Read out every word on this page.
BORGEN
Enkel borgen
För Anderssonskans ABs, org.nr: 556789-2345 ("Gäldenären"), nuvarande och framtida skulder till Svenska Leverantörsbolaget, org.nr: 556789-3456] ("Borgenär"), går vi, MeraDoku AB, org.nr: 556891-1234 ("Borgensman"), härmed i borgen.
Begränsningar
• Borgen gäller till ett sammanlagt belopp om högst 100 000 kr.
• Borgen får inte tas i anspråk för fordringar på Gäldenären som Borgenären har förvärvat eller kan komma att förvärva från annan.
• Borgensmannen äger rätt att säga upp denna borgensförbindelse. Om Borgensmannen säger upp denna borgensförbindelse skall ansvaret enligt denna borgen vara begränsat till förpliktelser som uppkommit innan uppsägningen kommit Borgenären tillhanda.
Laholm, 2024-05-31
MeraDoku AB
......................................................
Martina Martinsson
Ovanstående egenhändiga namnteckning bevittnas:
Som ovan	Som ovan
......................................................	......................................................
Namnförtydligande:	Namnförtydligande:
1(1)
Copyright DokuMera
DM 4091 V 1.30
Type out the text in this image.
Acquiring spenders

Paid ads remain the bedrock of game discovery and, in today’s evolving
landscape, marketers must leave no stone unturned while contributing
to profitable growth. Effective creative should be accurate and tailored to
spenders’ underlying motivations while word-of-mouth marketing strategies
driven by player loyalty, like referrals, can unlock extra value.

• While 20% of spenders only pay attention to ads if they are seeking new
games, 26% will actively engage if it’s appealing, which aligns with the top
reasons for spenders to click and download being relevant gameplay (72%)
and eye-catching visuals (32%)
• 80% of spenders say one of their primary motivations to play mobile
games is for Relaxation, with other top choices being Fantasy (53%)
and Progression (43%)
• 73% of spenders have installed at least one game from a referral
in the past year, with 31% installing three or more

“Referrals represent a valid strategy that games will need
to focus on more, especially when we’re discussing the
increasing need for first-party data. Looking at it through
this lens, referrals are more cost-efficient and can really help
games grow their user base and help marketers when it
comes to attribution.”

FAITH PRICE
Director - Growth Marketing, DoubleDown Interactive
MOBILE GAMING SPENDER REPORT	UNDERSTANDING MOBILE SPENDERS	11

# Exercise brief
Go through the entries and return each line where the word "this" appears.

# Full solution
Read out every word on this page.
Type out the text in this image.
this lens, referrals are more cost-efficient and can really help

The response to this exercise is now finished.